#### Directions for this task
Select all lines in the records that include "type".

#### Task input

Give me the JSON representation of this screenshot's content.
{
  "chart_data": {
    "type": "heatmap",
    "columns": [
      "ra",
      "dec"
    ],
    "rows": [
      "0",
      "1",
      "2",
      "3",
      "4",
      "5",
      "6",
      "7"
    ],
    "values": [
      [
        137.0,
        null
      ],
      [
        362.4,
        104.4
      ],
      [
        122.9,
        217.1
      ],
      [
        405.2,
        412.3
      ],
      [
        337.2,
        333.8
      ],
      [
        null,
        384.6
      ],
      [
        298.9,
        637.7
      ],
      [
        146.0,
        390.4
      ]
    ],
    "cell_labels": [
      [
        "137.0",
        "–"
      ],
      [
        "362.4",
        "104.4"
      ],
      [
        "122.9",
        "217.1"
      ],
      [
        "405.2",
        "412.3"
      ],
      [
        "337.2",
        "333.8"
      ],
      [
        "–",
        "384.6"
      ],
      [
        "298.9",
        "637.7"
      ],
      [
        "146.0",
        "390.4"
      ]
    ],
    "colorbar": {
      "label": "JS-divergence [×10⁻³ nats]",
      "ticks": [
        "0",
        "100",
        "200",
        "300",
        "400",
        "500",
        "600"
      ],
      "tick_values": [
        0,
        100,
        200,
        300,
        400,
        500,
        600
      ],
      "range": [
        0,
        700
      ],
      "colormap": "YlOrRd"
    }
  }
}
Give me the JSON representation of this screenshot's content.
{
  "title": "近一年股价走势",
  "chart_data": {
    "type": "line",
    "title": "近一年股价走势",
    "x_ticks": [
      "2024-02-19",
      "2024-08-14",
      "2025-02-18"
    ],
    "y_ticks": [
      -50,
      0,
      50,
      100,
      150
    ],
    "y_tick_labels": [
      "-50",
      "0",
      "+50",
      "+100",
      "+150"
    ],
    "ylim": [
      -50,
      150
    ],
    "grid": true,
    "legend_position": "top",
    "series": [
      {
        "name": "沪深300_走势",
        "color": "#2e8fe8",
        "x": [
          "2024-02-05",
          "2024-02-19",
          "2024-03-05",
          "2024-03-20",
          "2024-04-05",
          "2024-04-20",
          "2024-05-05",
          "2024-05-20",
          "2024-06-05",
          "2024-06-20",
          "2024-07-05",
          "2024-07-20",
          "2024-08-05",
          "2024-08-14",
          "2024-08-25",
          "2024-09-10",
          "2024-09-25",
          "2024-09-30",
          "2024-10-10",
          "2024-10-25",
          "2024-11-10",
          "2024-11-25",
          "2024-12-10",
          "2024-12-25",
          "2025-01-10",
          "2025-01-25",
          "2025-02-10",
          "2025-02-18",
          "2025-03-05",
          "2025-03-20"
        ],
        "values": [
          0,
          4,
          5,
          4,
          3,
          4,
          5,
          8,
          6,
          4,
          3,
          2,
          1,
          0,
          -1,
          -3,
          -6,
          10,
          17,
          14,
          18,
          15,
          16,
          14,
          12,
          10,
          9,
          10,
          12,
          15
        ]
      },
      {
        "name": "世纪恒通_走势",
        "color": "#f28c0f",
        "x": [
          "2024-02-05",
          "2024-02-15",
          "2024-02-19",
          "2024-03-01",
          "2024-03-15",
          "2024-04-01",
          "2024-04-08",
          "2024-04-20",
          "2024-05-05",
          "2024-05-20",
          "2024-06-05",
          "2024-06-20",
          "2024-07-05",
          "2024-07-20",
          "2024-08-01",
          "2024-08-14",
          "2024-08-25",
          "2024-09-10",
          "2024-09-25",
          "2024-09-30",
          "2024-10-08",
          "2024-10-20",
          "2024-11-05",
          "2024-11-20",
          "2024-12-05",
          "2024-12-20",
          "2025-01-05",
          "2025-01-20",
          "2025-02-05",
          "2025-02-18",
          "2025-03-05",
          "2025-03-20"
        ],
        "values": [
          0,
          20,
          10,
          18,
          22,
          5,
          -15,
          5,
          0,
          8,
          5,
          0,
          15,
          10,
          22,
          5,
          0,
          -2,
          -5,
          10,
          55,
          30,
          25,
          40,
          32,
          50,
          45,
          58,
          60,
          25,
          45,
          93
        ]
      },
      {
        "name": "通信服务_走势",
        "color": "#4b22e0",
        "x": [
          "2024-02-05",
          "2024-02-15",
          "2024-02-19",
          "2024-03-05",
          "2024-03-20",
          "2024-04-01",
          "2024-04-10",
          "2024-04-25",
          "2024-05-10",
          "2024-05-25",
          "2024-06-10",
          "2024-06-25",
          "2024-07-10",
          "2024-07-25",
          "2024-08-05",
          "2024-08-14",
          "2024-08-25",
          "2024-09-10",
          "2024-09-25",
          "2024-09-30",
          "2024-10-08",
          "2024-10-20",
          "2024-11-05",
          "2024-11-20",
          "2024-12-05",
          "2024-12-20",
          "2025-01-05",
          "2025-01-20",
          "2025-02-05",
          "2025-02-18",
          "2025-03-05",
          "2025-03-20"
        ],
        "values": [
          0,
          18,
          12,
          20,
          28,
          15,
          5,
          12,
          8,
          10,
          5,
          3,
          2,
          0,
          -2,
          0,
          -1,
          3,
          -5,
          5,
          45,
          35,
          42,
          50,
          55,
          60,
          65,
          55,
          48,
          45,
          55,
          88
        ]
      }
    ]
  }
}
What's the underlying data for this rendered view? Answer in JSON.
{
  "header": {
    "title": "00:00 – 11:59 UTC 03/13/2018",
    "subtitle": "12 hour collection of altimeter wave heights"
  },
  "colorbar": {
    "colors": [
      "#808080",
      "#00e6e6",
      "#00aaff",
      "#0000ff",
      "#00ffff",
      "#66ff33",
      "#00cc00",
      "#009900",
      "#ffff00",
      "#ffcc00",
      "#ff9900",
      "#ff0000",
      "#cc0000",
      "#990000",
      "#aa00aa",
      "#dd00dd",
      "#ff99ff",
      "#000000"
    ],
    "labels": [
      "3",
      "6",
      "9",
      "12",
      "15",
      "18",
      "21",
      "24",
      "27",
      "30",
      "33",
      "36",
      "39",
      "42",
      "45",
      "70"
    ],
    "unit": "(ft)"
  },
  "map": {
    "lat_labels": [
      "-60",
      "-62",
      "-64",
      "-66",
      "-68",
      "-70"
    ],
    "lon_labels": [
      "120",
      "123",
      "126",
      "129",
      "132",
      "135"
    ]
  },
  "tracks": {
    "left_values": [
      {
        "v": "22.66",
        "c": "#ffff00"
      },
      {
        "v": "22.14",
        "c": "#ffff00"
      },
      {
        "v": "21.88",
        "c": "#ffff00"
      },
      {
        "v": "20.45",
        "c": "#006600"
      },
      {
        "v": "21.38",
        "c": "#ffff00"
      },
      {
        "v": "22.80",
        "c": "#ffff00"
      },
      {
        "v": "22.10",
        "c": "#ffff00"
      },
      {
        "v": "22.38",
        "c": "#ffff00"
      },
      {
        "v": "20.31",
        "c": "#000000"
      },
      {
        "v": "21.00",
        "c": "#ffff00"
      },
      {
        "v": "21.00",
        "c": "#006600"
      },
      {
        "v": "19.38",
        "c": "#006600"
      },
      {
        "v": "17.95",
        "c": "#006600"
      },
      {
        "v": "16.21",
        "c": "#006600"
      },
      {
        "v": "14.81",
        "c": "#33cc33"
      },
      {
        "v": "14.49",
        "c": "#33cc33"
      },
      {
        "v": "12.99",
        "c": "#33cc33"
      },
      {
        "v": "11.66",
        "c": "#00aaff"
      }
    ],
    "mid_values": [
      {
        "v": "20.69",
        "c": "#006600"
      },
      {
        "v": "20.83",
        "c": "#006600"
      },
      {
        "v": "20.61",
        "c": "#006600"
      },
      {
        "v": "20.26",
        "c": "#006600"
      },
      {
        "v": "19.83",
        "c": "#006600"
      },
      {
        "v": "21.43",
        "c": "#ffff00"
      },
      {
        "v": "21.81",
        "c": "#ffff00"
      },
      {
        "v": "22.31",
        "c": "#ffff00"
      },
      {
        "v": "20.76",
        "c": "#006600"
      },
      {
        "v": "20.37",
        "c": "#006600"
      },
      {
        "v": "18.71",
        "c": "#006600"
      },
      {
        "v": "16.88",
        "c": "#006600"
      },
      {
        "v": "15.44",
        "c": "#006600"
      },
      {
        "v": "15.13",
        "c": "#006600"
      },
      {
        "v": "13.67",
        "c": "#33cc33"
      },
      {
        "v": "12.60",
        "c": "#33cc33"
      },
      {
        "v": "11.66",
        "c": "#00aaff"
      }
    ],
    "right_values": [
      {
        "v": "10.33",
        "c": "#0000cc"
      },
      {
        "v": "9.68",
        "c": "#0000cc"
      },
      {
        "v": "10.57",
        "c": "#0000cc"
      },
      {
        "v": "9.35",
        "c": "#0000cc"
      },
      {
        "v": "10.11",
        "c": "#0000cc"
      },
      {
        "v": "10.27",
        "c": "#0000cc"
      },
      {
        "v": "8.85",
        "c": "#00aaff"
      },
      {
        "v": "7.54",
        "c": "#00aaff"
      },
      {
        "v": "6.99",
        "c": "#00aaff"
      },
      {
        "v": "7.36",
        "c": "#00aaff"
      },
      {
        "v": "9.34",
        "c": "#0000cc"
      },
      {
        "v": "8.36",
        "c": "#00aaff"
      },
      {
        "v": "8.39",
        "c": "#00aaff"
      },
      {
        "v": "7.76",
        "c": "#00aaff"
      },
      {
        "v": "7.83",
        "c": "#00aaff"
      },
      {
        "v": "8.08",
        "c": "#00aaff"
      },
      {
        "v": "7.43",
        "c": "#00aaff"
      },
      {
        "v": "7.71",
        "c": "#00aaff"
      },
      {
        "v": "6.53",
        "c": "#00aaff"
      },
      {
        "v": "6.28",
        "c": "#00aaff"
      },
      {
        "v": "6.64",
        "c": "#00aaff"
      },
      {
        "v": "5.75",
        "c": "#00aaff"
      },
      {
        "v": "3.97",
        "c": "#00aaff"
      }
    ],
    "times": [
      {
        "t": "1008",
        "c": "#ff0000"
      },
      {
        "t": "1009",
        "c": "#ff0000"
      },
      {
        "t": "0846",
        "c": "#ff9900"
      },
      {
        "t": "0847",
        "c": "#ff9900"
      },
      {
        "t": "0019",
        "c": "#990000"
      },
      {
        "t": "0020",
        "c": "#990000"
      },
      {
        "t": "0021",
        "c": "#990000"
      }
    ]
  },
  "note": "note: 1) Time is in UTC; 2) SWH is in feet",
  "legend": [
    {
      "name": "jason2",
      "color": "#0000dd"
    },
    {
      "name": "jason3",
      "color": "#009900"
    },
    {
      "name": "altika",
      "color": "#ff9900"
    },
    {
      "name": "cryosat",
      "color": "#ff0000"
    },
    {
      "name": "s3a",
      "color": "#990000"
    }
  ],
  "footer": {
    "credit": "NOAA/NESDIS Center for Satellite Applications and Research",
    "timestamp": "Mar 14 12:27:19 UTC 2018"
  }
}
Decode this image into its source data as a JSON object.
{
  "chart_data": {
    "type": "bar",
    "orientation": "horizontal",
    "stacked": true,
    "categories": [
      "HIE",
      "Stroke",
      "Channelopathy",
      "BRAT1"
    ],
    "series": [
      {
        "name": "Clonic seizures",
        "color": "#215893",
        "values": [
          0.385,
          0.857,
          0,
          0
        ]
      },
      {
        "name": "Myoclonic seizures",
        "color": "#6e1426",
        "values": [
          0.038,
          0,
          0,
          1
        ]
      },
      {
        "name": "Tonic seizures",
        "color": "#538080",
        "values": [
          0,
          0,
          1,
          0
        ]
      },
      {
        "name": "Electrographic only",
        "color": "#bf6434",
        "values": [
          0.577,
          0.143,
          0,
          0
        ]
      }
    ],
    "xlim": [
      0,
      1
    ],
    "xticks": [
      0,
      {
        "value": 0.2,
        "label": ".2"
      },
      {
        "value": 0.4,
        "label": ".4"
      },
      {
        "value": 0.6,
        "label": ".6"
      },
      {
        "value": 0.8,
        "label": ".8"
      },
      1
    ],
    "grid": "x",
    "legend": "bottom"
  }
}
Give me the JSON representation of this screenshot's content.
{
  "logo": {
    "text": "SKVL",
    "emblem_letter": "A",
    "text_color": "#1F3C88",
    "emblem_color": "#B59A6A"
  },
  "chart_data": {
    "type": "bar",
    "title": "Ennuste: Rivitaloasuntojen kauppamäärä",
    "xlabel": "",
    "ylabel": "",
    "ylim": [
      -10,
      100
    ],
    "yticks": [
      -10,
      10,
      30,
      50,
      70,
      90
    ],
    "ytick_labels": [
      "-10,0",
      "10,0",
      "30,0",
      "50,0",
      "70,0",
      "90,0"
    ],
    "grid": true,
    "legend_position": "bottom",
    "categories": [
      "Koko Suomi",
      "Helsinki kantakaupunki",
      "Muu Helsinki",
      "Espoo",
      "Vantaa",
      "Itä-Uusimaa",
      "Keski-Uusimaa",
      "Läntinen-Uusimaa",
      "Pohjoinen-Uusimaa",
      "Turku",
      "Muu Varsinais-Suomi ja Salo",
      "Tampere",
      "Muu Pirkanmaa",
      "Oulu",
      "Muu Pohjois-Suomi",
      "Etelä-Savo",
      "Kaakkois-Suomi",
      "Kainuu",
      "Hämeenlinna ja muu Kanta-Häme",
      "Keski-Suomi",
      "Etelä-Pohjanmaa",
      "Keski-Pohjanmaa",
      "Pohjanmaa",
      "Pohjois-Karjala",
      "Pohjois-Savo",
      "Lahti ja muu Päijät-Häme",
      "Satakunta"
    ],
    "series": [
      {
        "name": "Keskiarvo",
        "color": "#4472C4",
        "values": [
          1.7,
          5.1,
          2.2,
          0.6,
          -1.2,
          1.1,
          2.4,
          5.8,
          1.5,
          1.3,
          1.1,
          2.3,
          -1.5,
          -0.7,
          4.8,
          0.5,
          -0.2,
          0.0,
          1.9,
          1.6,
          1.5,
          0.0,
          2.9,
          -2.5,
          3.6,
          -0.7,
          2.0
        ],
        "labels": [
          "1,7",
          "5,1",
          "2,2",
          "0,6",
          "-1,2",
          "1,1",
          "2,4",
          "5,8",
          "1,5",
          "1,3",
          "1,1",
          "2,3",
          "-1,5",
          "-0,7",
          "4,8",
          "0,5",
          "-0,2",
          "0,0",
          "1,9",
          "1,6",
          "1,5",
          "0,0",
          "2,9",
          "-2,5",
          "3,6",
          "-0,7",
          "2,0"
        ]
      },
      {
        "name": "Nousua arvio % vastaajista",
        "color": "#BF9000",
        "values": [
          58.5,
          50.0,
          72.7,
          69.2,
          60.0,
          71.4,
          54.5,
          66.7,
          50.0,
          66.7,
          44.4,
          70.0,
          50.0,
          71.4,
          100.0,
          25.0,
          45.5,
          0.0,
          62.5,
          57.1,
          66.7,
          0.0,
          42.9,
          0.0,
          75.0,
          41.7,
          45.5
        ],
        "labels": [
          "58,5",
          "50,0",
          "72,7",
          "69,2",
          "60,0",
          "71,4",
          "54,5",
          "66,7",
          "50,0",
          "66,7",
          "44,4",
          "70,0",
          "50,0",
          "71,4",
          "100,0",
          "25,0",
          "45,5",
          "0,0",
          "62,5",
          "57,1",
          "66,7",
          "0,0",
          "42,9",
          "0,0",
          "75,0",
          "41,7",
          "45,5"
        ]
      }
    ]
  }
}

#### Answer to the exercise
    "type": "heatmap",
    "type": "line",
    "type": "bar",
    "type": "bar",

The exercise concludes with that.